Transcribe the records that follow, preserving every word.

* Records provided *
-.-.-
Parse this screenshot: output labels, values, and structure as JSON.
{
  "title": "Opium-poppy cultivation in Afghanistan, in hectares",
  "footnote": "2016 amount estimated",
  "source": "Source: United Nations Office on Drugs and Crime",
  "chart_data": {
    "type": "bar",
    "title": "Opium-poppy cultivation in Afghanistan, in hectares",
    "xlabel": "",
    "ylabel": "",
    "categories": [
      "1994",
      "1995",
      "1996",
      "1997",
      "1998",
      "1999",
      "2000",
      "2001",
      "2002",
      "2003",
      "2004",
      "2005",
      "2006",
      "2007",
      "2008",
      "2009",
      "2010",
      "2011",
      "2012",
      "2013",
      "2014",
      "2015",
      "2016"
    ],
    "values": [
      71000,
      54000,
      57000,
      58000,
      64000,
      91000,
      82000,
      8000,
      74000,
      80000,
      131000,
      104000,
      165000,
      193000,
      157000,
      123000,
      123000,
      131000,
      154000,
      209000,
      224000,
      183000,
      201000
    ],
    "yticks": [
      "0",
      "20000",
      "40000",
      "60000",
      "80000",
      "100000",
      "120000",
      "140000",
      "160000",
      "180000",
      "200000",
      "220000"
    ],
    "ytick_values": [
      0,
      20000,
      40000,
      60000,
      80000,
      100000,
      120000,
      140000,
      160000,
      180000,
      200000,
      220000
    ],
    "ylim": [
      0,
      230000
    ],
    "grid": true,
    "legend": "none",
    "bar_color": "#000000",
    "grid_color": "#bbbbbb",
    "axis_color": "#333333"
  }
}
-.-.-
* Finished answer *
Parse this screenshot: output labels, values, and structure as JSON.
{
  "title": "Opium-poppy cultivation in Afghanistan, in hectares",
  "footnote": "2016 amount estimated",
  "source": "Source: United Nations Office on Drugs and Crime",
  "chart_data": {
    "type": "bar",
    "title": "Opium-poppy cultivation in Afghanistan, in hectares",
    "xlabel": "",
    "ylabel": "",
    "categories": [
      "1994",
      "1995",
      "1996",
      "1997",
      "1998",
      "1999",
      "2000",
      "2001",
      "2002",
      "2003",
      "2004",
      "2005",
      "2006",
      "2007",
      "2008",
      "2009",
      "2010",
      "2011",
      "2012",
      "2013",
      "2014",
      "2015",
      "2016"
    ],
    "values": [
      71000,
      54000,
      57000,
      58000,
      64000,
      91000,
      82000,
      8000,
      74000,
      80000,
      131000,
      104000,
      165000,
      193000,
      157000,
      123000,
      123000,
      131000,
      154000,
      209000,
      224000,
      183000,
      201000
    ],
    "yticks": [
      "0",
      "20000",
      "40000",
      "60000",
      "80000",
      "100000",
      "120000",
      "140000",
      "160000",
      "180000",
      "200000",
      "220000"
    ],
    "ytick_values": [
      0,
      20000,
      40000,
      60000,
      80000,
      100000,
      120000,
      140000,
      160000,
      180000,
      200000,
      220000
    ],
    "ylim": [
      0,
      230000
    ],
    "grid": true,
    "legend": "none",
    "bar_color": "#000000",
    "grid_color": "#bbbbbb",
    "axis_color": "#333333"
  }
}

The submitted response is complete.